● **Short task**
Return each line of the listing below, unchanged, and omit the images.

● **Extracted material**

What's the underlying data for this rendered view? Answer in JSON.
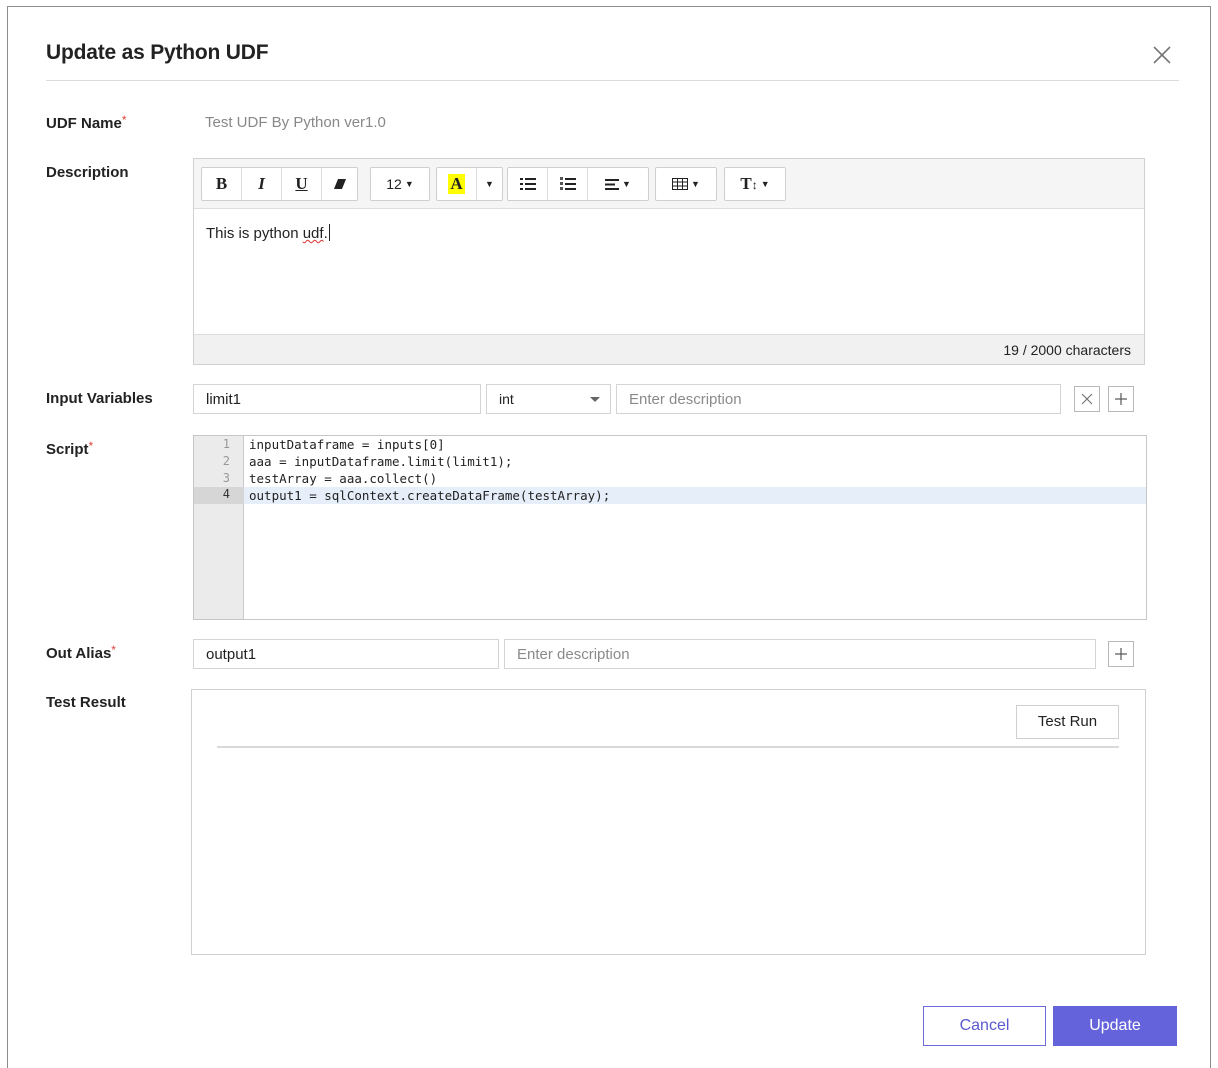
{
  "dialog": {
    "title": "Update as Python UDF"
  },
  "labels": {
    "udf_name": "UDF Name",
    "description": "Description",
    "input_variables": "Input Variables",
    "script": "Script",
    "out_alias": "Out Alias",
    "test_result": "Test Result",
    "required_mark": "*"
  },
  "udf_name_value": "Test UDF By Python ver1.0",
  "toolbar": {
    "bold": "B",
    "italic": "I",
    "underline": "U",
    "font_size": "12",
    "highlight": "A",
    "text_height": "T"
  },
  "description": {
    "text_before": "This is python ",
    "text_misspelled": "udf",
    "text_after": ".",
    "char_count": "19 / 2000 characters"
  },
  "input_variables": {
    "name": "limit1",
    "type": "int",
    "description_placeholder": "Enter description"
  },
  "script": {
    "lines": [
      {
        "no": "1",
        "code": "inputDataframe = inputs[0]"
      },
      {
        "no": "2",
        "code": "aaa = inputDataframe.limit(limit1);"
      },
      {
        "no": "3",
        "code": "testArray = aaa.collect()"
      },
      {
        "no": "4",
        "code": "output1 = sqlContext.createDataFrame(testArray);"
      }
    ],
    "active_line": 4
  },
  "out_alias": {
    "name": "output1",
    "description_placeholder": "Enter description"
  },
  "test_result": {
    "run_label": "Test Run"
  },
  "footer": {
    "cancel_label": "Cancel",
    "update_label": "Update"
  },
  "colors": {
    "primary": "#6563dc",
    "required": "#e0413a",
    "highlight_yellow": "#ffff00"
  }
}
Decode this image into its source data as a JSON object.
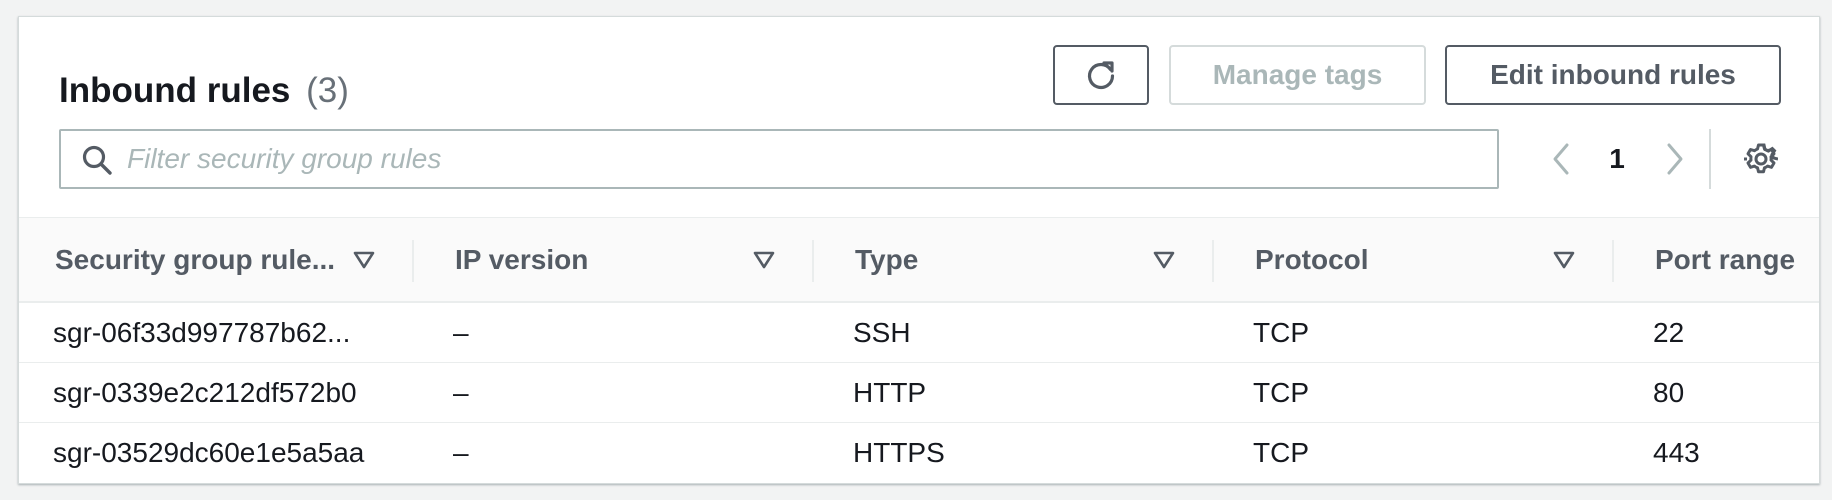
{
  "header": {
    "title": "Inbound rules",
    "count": "(3)",
    "manage_tags_label": "Manage tags",
    "edit_label": "Edit inbound rules"
  },
  "filter": {
    "placeholder": "Filter security group rules",
    "value": ""
  },
  "pagination": {
    "current_page": "1"
  },
  "table": {
    "columns": [
      "Security group rule...",
      "IP version",
      "Type",
      "Protocol",
      "Port range"
    ],
    "rows": [
      [
        "sgr-06f33d997787b62...",
        "–",
        "SSH",
        "TCP",
        "22"
      ],
      [
        "sgr-0339e2c212df572b0",
        "–",
        "HTTP",
        "TCP",
        "80"
      ],
      [
        "sgr-03529dc60e1e5a5aa",
        "–",
        "HTTPS",
        "TCP",
        "443"
      ]
    ]
  },
  "icons": {
    "refresh": "refresh-icon",
    "search": "search-icon",
    "prev": "chevron-left-icon",
    "next": "chevron-right-icon",
    "settings": "gear-icon",
    "sort": "sort-caret-down-icon"
  },
  "colors": {
    "text": "#16191f",
    "secondary_text": "#545b64",
    "disabled": "#aab7b8",
    "border": "#eaeded"
  }
}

● **Task answer**
What's the underlying data for this rendered view? Answer in JSON.
{
  "dialog": {
    "title": "Update as Python UDF"
  },
  "labels": {
    "udf_name": "UDF Name",
    "description": "Description",
    "input_variables": "Input Variables",
    "script": "Script",
    "out_alias": "Out Alias",
    "test_result": "Test Result",
    "required_mark": "*"
  },
  "udf_name_value": "Test UDF By Python ver1.0",
  "toolbar": {
    "bold": "B",
    "italic": "I",
    "underline": "U",
    "font_size": "12",
    "highlight": "A",
    "text_height": "T"
  },
  "description": {
    "text_before": "This is python ",
    "text_misspelled": "udf",
    "text_after": ".",
    "char_count": "19 / 2000 characters"
  },
  "input_variables": {
    "name": "limit1",
    "type": "int",
    "description_placeholder": "Enter description"
  },
  "script": {
    "lines": [
      {
        "no": "1",
        "code": "inputDataframe = inputs[0]"
      },
      {
        "no": "2",
        "code": "aaa = inputDataframe.limit(limit1);"
      },
      {
        "no": "3",
        "code": "testArray = aaa.collect()"
      },
      {
        "no": "4",
        "code": "output1 = sqlContext.createDataFrame(testArray);"
      }
    ],
    "active_line": 4
  },
  "out_alias": {
    "name": "output1",
    "description_placeholder": "Enter description"
  },
  "test_result": {
    "run_label": "Test Run"
  },
  "footer": {
    "cancel_label": "Cancel",
    "update_label": "Update"
  },
  "colors": {
    "primary": "#6563dc",
    "required": "#e0413a",
    "highlight_yellow": "#ffff00"
  }
}
Decode this image into its source data as a JSON object.
{
  "header": {
    "title": "Inbound rules",
    "count": "(3)",
    "manage_tags_label": "Manage tags",
    "edit_label": "Edit inbound rules"
  },
  "filter": {
    "placeholder": "Filter security group rules",
    "value": ""
  },
  "pagination": {
    "current_page": "1"
  },
  "table": {
    "columns": [
      "Security group rule...",
      "IP version",
      "Type",
      "Protocol",
      "Port range"
    ],
    "rows": [
      [
        "sgr-06f33d997787b62...",
        "–",
        "SSH",
        "TCP",
        "22"
      ],
      [
        "sgr-0339e2c212df572b0",
        "–",
        "HTTP",
        "TCP",
        "80"
      ],
      [
        "sgr-03529dc60e1e5a5aa",
        "–",
        "HTTPS",
        "TCP",
        "443"
      ]
    ]
  },
  "icons": {
    "refresh": "refresh-icon",
    "search": "search-icon",
    "prev": "chevron-left-icon",
    "next": "chevron-right-icon",
    "settings": "gear-icon",
    "sort": "sort-caret-down-icon"
  },
  "colors": {
    "text": "#16191f",
    "secondary_text": "#545b64",
    "disabled": "#aab7b8",
    "border": "#eaeded"
  }
}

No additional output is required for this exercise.